**WHAT IS REQUIRED:** Lay out as a numbered list the lines running from the start of the records through the line containing "- candle-body: [202, 277, 208, 280]", both included, with blank lines omitted. List only those lines.

Spatial layout data
------------------------------------------------------------

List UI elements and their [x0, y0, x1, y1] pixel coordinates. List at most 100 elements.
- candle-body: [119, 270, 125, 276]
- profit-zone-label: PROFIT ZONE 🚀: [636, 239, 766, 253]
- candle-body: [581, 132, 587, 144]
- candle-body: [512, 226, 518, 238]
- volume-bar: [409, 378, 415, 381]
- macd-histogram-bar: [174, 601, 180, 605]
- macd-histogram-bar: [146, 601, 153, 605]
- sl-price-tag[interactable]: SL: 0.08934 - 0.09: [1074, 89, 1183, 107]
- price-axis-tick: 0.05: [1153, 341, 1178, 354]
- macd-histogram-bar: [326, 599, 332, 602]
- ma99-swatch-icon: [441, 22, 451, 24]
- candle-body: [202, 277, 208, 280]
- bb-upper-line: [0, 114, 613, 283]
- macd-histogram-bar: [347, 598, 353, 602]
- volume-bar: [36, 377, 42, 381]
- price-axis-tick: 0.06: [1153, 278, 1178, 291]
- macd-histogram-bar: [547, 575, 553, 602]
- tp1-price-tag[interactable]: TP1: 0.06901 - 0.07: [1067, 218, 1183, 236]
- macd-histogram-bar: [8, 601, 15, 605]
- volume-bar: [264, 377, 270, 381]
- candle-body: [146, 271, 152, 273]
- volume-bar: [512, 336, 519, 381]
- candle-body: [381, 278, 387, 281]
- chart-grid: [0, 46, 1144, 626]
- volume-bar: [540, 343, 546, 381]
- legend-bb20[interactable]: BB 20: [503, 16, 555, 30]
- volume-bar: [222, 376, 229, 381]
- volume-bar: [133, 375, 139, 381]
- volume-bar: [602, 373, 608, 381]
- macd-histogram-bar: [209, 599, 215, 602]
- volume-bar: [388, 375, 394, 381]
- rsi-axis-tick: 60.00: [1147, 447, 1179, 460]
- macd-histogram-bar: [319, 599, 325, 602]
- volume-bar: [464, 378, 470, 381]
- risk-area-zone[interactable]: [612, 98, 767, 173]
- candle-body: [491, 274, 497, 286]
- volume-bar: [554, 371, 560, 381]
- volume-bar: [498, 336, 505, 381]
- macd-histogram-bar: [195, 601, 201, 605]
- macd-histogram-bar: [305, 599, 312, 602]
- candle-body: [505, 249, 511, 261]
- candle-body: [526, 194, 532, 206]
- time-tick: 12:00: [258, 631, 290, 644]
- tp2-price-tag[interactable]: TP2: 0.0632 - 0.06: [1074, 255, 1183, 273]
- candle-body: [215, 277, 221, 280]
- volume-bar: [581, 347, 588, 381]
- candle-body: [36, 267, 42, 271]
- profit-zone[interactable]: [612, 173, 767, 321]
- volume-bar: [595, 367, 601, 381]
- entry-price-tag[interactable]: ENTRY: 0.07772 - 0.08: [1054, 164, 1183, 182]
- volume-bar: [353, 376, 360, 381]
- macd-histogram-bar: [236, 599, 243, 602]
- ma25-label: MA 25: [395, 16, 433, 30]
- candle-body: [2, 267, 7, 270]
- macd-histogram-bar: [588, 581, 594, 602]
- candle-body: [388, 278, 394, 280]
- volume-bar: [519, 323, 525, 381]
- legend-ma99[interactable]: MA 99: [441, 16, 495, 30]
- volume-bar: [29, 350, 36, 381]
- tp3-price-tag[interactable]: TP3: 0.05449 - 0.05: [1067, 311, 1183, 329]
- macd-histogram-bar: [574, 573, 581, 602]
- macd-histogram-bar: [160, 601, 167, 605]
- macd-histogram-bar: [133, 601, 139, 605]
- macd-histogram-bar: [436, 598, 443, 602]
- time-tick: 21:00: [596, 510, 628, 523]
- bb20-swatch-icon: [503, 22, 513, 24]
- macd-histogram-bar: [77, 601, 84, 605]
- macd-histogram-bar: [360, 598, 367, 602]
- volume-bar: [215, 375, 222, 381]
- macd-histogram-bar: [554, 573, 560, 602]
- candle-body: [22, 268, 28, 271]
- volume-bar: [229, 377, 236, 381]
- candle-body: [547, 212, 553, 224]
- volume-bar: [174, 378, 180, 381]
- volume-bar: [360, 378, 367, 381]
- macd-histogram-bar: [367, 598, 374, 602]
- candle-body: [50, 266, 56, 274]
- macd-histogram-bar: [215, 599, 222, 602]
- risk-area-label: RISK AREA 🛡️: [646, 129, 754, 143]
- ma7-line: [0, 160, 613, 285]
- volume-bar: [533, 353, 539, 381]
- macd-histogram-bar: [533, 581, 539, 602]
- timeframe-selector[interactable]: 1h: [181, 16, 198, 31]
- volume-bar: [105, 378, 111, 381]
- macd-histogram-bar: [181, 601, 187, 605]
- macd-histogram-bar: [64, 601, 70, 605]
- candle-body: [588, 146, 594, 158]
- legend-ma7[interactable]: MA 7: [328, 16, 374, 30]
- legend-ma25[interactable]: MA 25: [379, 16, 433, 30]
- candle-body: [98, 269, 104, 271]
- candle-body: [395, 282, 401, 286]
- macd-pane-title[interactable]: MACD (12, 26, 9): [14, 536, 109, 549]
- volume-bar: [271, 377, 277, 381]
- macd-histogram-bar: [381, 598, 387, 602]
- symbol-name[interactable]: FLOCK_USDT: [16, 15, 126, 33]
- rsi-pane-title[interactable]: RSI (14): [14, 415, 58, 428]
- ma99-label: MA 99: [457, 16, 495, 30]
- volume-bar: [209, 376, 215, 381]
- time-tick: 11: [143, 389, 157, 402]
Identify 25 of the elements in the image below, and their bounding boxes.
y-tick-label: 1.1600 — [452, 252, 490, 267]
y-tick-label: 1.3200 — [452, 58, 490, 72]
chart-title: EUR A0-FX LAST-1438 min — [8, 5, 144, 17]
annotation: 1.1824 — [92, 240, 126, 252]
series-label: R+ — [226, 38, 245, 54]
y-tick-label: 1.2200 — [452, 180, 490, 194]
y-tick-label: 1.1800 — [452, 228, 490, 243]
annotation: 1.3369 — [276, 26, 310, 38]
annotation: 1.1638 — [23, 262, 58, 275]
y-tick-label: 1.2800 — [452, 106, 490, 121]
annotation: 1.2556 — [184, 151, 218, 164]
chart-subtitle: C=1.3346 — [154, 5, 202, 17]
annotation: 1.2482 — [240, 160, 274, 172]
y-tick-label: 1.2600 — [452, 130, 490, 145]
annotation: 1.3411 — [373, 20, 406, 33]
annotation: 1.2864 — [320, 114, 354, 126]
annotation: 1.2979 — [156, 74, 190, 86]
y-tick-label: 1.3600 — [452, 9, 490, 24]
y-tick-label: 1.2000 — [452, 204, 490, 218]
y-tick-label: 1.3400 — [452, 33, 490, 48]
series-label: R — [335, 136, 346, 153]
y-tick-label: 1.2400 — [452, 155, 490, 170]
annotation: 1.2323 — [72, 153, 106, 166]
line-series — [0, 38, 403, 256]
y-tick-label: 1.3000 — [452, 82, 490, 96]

------------------------------------------------------------

**EXPECTED ANSWER:**
1. List UI elements and their [x0, y0, x1, y1] pixel coordinates. List at most 100 elements.
2. - candle-body: [119, 270, 125, 276]
3. - profit-zone-label: PROFIT ZONE 🚀: [636, 239, 766, 253]
4. - candle-body: [581, 132, 587, 144]
5. - candle-body: [512, 226, 518, 238]
6. - volume-bar: [409, 378, 415, 381]
7. - macd-histogram-bar: [174, 601, 180, 605]
8. - macd-histogram-bar: [146, 601, 153, 605]
9. - sl-price-tag[interactable]: SL: 0.08934 - 0.09: [1074, 89, 1183, 107]
10. - price-axis-tick: 0.05: [1153, 341, 1178, 354]
11. - macd-histogram-bar: [326, 599, 332, 602]
12. - ma99-swatch-icon: [441, 22, 451, 24]
13. - candle-body: [202, 277, 208, 280]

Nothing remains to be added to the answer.